## EXERCISE
Extract every record, exactly as written, and ignore the pictures.

## GIVEN INFORMATION
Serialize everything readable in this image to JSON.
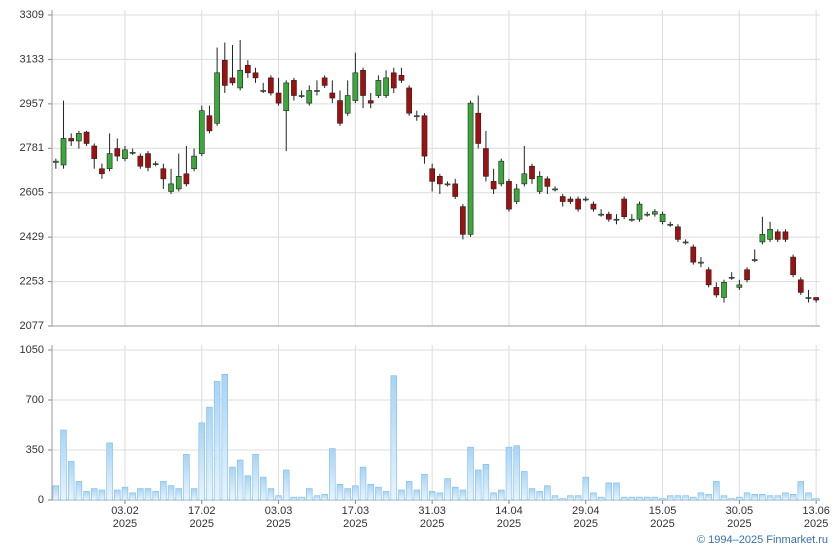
{
  "chart_data": [
    {
      "type": "candlestick",
      "up_color": "#3aa83a",
      "down_color": "#a01010",
      "grid": true,
      "ylim": [
        2077,
        3309
      ],
      "yticks": [
        2077,
        2253,
        2429,
        2605,
        2781,
        2957,
        3133,
        3309
      ],
      "open": [
        2725,
        2715,
        2820,
        2810,
        2845,
        2790,
        2700,
        2700,
        2780,
        2740,
        2765,
        2750,
        2760,
        2720,
        2700,
        2610,
        2620,
        2680,
        2700,
        2760,
        2910,
        2880,
        3130,
        3060,
        3020,
        3110,
        3080,
        3010,
        3060,
        3000,
        2930,
        3050,
        2990,
        2960,
        3010,
        3060,
        3000,
        2970,
        2920,
        2970,
        3090,
        2970,
        2990,
        2990,
        3080,
        3070,
        3020,
        2910,
        2910,
        2700,
        2670,
        2640,
        2640,
        2550,
        2440,
        2920,
        2780,
        2650,
        2640,
        2650,
        2570,
        2640,
        2710,
        2610,
        2660,
        2620,
        2590,
        2580,
        2580,
        2580,
        2560,
        2520,
        2520,
        2500,
        2580,
        2500,
        2500,
        2520,
        2520,
        2490,
        2480,
        2470,
        2410,
        2390,
        2330,
        2300,
        2230,
        2190,
        2270,
        2230,
        2300,
        2340,
        2410,
        2420,
        2450,
        2450,
        2350,
        2260,
        2190,
        2190
      ],
      "high": [
        2740,
        2970,
        2840,
        2850,
        2850,
        2800,
        2720,
        2840,
        2820,
        2790,
        2780,
        2760,
        2770,
        2730,
        2720,
        2700,
        2760,
        2790,
        2780,
        2950,
        2950,
        3180,
        3200,
        3190,
        3210,
        3130,
        3100,
        3040,
        3070,
        3060,
        3050,
        3060,
        3010,
        3030,
        3050,
        3070,
        3050,
        3010,
        3050,
        3160,
        3100,
        3000,
        3070,
        3090,
        3100,
        3100,
        3030,
        2930,
        2920,
        2720,
        2680,
        2650,
        2660,
        2560,
        2970,
        2990,
        2850,
        2700,
        2740,
        2660,
        2640,
        2790,
        2720,
        2690,
        2670,
        2630,
        2600,
        2590,
        2590,
        2590,
        2570,
        2540,
        2530,
        2520,
        2590,
        2520,
        2570,
        2530,
        2540,
        2530,
        2490,
        2480,
        2420,
        2400,
        2350,
        2310,
        2250,
        2260,
        2290,
        2260,
        2310,
        2380,
        2510,
        2490,
        2460,
        2460,
        2360,
        2270,
        2220,
        2190
      ],
      "low": [
        2700,
        2700,
        2790,
        2780,
        2790,
        2700,
        2660,
        2690,
        2730,
        2730,
        2755,
        2700,
        2690,
        2710,
        2620,
        2600,
        2610,
        2630,
        2690,
        2750,
        2840,
        2870,
        3000,
        3030,
        3010,
        3060,
        3040,
        3000,
        2990,
        2950,
        2770,
        2970,
        2980,
        2950,
        2990,
        3020,
        2960,
        2870,
        2910,
        2960,
        2940,
        2940,
        2980,
        2980,
        3000,
        3040,
        2910,
        2890,
        2720,
        2610,
        2600,
        2630,
        2580,
        2420,
        2430,
        2780,
        2650,
        2600,
        2630,
        2530,
        2560,
        2630,
        2640,
        2600,
        2600,
        2610,
        2550,
        2560,
        2530,
        2570,
        2530,
        2510,
        2490,
        2480,
        2500,
        2490,
        2490,
        2510,
        2510,
        2480,
        2470,
        2410,
        2400,
        2320,
        2310,
        2230,
        2190,
        2170,
        2260,
        2220,
        2250,
        2330,
        2400,
        2410,
        2410,
        2410,
        2270,
        2200,
        2170,
        2170
      ],
      "close": [
        2730,
        2820,
        2810,
        2840,
        2800,
        2740,
        2680,
        2760,
        2750,
        2775,
        2765,
        2710,
        2705,
        2720,
        2660,
        2640,
        2670,
        2640,
        2750,
        2930,
        2850,
        3080,
        3030,
        3040,
        3090,
        3080,
        3060,
        3010,
        3000,
        2960,
        3040,
        2990,
        2990,
        3010,
        3010,
        3030,
        2980,
        2880,
        2990,
        3080,
        2990,
        2960,
        3050,
        3060,
        3020,
        3050,
        2920,
        2910,
        2750,
        2650,
        2640,
        2640,
        2590,
        2440,
        2960,
        2800,
        2670,
        2620,
        2730,
        2540,
        2620,
        2680,
        2660,
        2670,
        2630,
        2620,
        2570,
        2570,
        2540,
        2580,
        2540,
        2520,
        2500,
        2500,
        2510,
        2500,
        2560,
        2520,
        2530,
        2520,
        2480,
        2420,
        2410,
        2330,
        2330,
        2240,
        2200,
        2250,
        2270,
        2240,
        2260,
        2340,
        2440,
        2460,
        2420,
        2420,
        2280,
        2210,
        2190,
        2180
      ]
    },
    {
      "type": "bar",
      "color": "#a8d4f5",
      "grid": true,
      "ylim": [
        0,
        1050
      ],
      "yticks": [
        0,
        350,
        700,
        1050
      ],
      "categories": [
        null,
        null,
        null,
        null,
        null,
        null,
        null,
        null,
        null,
        "03.02\n2025",
        null,
        null,
        null,
        null,
        null,
        null,
        null,
        null,
        null,
        "17.02\n2025",
        null,
        null,
        null,
        null,
        null,
        null,
        null,
        null,
        null,
        "03.03\n2025",
        null,
        null,
        null,
        null,
        null,
        null,
        null,
        null,
        null,
        "17.03\n2025",
        null,
        null,
        null,
        null,
        null,
        null,
        null,
        null,
        null,
        "31.03\n2025",
        null,
        null,
        null,
        null,
        null,
        null,
        null,
        null,
        null,
        "14.04\n2025",
        null,
        null,
        null,
        null,
        null,
        null,
        null,
        null,
        null,
        "29.04\n2025",
        null,
        null,
        null,
        null,
        null,
        null,
        null,
        null,
        null,
        "15.05\n2025",
        null,
        null,
        null,
        null,
        null,
        null,
        null,
        null,
        null,
        "30.05\n2025",
        null,
        null,
        null,
        null,
        null,
        null,
        null,
        null,
        null,
        "13.06\n2025"
      ],
      "values": [
        100,
        490,
        270,
        130,
        60,
        80,
        70,
        400,
        70,
        90,
        50,
        80,
        80,
        60,
        130,
        100,
        80,
        320,
        80,
        540,
        650,
        830,
        880,
        230,
        280,
        170,
        320,
        160,
        80,
        30,
        210,
        20,
        20,
        80,
        30,
        40,
        360,
        110,
        80,
        100,
        230,
        110,
        90,
        60,
        870,
        70,
        130,
        70,
        180,
        60,
        50,
        150,
        90,
        70,
        370,
        210,
        250,
        50,
        70,
        370,
        380,
        200,
        80,
        60,
        100,
        30,
        10,
        30,
        30,
        160,
        50,
        20,
        120,
        120,
        20,
        20,
        20,
        20,
        20,
        10,
        30,
        30,
        30,
        20,
        50,
        40,
        130,
        30,
        10,
        20,
        50,
        40,
        40,
        30,
        30,
        50,
        40,
        130,
        50,
        10
      ]
    }
  ],
  "footer": "© 1994–2025 Finmarket.ru"
}
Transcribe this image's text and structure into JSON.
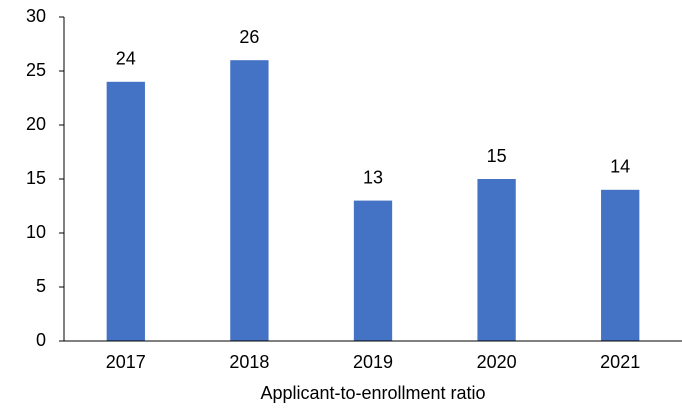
{
  "chart_data": {
    "type": "bar",
    "x_label": "Applicant-to-enrollment ratio",
    "categories": [
      "2017",
      "2018",
      "2019",
      "2020",
      "2021"
    ],
    "values": [
      24,
      26,
      13,
      15,
      14
    ],
    "color": "#4472c4",
    "ylim": [
      0,
      30
    ],
    "yticks": [
      0,
      5,
      10,
      15,
      20,
      25,
      30
    ],
    "grid": false,
    "data_labels": true
  }
}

## CORRECT RESPONSE
Serialize everything readable in this image to JSON.
{
  "chart_data": [
    {
      "type": "candlestick",
      "up_color": "#3aa83a",
      "down_color": "#a01010",
      "grid": true,
      "ylim": [
        2077,
        3309
      ],
      "yticks": [
        2077,
        2253,
        2429,
        2605,
        2781,
        2957,
        3133,
        3309
      ],
      "open": [
        2725,
        2715,
        2820,
        2810,
        2845,
        2790,
        2700,
        2700,
        2780,
        2740,
        2765,
        2750,
        2760,
        2720,
        2700,
        2610,
        2620,
        2680,
        2700,
        2760,
        2910,
        2880,
        3130,
        3060,
        3020,
        3110,
        3080,
        3010,
        3060,
        3000,
        2930,
        3050,
        2990,
        2960,
        3010,
        3060,
        3000,
        2970,
        2920,
        2970,
        3090,
        2970,
        2990,
        2990,
        3080,
        3070,
        3020,
        2910,
        2910,
        2700,
        2670,
        2640,
        2640,
        2550,
        2440,
        2920,
        2780,
        2650,
        2640,
        2650,
        2570,
        2640,
        2710,
        2610,
        2660,
        2620,
        2590,
        2580,
        2580,
        2580,
        2560,
        2520,
        2520,
        2500,
        2580,
        2500,
        2500,
        2520,
        2520,
        2490,
        2480,
        2470,
        2410,
        2390,
        2330,
        2300,
        2230,
        2190,
        2270,
        2230,
        2300,
        2340,
        2410,
        2420,
        2450,
        2450,
        2350,
        2260,
        2190,
        2190
      ],
      "high": [
        2740,
        2970,
        2840,
        2850,
        2850,
        2800,
        2720,
        2840,
        2820,
        2790,
        2780,
        2760,
        2770,
        2730,
        2720,
        2700,
        2760,
        2790,
        2780,
        2950,
        2950,
        3180,
        3200,
        3190,
        3210,
        3130,
        3100,
        3040,
        3070,
        3060,
        3050,
        3060,
        3010,
        3030,
        3050,
        3070,
        3050,
        3010,
        3050,
        3160,
        3100,
        3000,
        3070,
        3090,
        3100,
        3100,
        3030,
        2930,
        2920,
        2720,
        2680,
        2650,
        2660,
        2560,
        2970,
        2990,
        2850,
        2700,
        2740,
        2660,
        2640,
        2790,
        2720,
        2690,
        2670,
        2630,
        2600,
        2590,
        2590,
        2590,
        2570,
        2540,
        2530,
        2520,
        2590,
        2520,
        2570,
        2530,
        2540,
        2530,
        2490,
        2480,
        2420,
        2400,
        2350,
        2310,
        2250,
        2260,
        2290,
        2260,
        2310,
        2380,
        2510,
        2490,
        2460,
        2460,
        2360,
        2270,
        2220,
        2190
      ],
      "low": [
        2700,
        2700,
        2790,
        2780,
        2790,
        2700,
        2660,
        2690,
        2730,
        2730,
        2755,
        2700,
        2690,
        2710,
        2620,
        2600,
        2610,
        2630,
        2690,
        2750,
        2840,
        2870,
        3000,
        3030,
        3010,
        3060,
        3040,
        3000,
        2990,
        2950,
        2770,
        2970,
        2980,
        2950,
        2990,
        3020,
        2960,
        2870,
        2910,
        2960,
        2940,
        2940,
        2980,
        2980,
        3000,
        3040,
        2910,
        2890,
        2720,
        2610,
        2600,
        2630,
        2580,
        2420,
        2430,
        2780,
        2650,
        2600,
        2630,
        2530,
        2560,
        2630,
        2640,
        2600,
        2600,
        2610,
        2550,
        2560,
        2530,
        2570,
        2530,
        2510,
        2490,
        2480,
        2500,
        2490,
        2490,
        2510,
        2510,
        2480,
        2470,
        2410,
        2400,
        2320,
        2310,
        2230,
        2190,
        2170,
        2260,
        2220,
        2250,
        2330,
        2400,
        2410,
        2410,
        2410,
        2270,
        2200,
        2170,
        2170
      ],
      "close": [
        2730,
        2820,
        2810,
        2840,
        2800,
        2740,
        2680,
        2760,
        2750,
        2775,
        2765,
        2710,
        2705,
        2720,
        2660,
        2640,
        2670,
        2640,
        2750,
        2930,
        2850,
        3080,
        3030,
        3040,
        3090,
        3080,
        3060,
        3010,
        3000,
        2960,
        3040,
        2990,
        2990,
        3010,
        3010,
        3030,
        2980,
        2880,
        2990,
        3080,
        2990,
        2960,
        3050,
        3060,
        3020,
        3050,
        2920,
        2910,
        2750,
        2650,
        2640,
        2640,
        2590,
        2440,
        2960,
        2800,
        2670,
        2620,
        2730,
        2540,
        2620,
        2680,
        2660,
        2670,
        2630,
        2620,
        2570,
        2570,
        2540,
        2580,
        2540,
        2520,
        2500,
        2500,
        2510,
        2500,
        2560,
        2520,
        2530,
        2520,
        2480,
        2420,
        2410,
        2330,
        2330,
        2240,
        2200,
        2250,
        2270,
        2240,
        2260,
        2340,
        2440,
        2460,
        2420,
        2420,
        2280,
        2210,
        2190,
        2180
      ]
    },
    {
      "type": "bar",
      "color": "#a8d4f5",
      "grid": true,
      "ylim": [
        0,
        1050
      ],
      "yticks": [
        0,
        350,
        700,
        1050
      ],
      "categories": [
        null,
        null,
        null,
        null,
        null,
        null,
        null,
        null,
        null,
        "03.02\n2025",
        null,
        null,
        null,
        null,
        null,
        null,
        null,
        null,
        null,
        "17.02\n2025",
        null,
        null,
        null,
        null,
        null,
        null,
        null,
        null,
        null,
        "03.03\n2025",
        null,
        null,
        null,
        null,
        null,
        null,
        null,
        null,
        null,
        "17.03\n2025",
        null,
        null,
        null,
        null,
        null,
        null,
        null,
        null,
        null,
        "31.03\n2025",
        null,
        null,
        null,
        null,
        null,
        null,
        null,
        null,
        null,
        "14.04\n2025",
        null,
        null,
        null,
        null,
        null,
        null,
        null,
        null,
        null,
        "29.04\n2025",
        null,
        null,
        null,
        null,
        null,
        null,
        null,
        null,
        null,
        "15.05\n2025",
        null,
        null,
        null,
        null,
        null,
        null,
        null,
        null,
        null,
        "30.05\n2025",
        null,
        null,
        null,
        null,
        null,
        null,
        null,
        null,
        null,
        "13.06\n2025"
      ],
      "values": [
        100,
        490,
        270,
        130,
        60,
        80,
        70,
        400,
        70,
        90,
        50,
        80,
        80,
        60,
        130,
        100,
        80,
        320,
        80,
        540,
        650,
        830,
        880,
        230,
        280,
        170,
        320,
        160,
        80,
        30,
        210,
        20,
        20,
        80,
        30,
        40,
        360,
        110,
        80,
        100,
        230,
        110,
        90,
        60,
        870,
        70,
        130,
        70,
        180,
        60,
        50,
        150,
        90,
        70,
        370,
        210,
        250,
        50,
        70,
        370,
        380,
        200,
        80,
        60,
        100,
        30,
        10,
        30,
        30,
        160,
        50,
        20,
        120,
        120,
        20,
        20,
        20,
        20,
        20,
        10,
        30,
        30,
        30,
        20,
        50,
        40,
        130,
        30,
        10,
        20,
        50,
        40,
        40,
        30,
        30,
        50,
        40,
        130,
        50,
        10
      ]
    }
  ],
  "footer": "© 1994–2025 Finmarket.ru"
}
Transcribe this image's text and structure into JSON.
{
  "chart_data": {
    "type": "bar",
    "x_label": "Applicant-to-enrollment ratio",
    "categories": [
      "2017",
      "2018",
      "2019",
      "2020",
      "2021"
    ],
    "values": [
      24,
      26,
      13,
      15,
      14
    ],
    "color": "#4472c4",
    "ylim": [
      0,
      30
    ],
    "yticks": [
      0,
      5,
      10,
      15,
      20,
      25,
      30
    ],
    "grid": false,
    "data_labels": true
  }
}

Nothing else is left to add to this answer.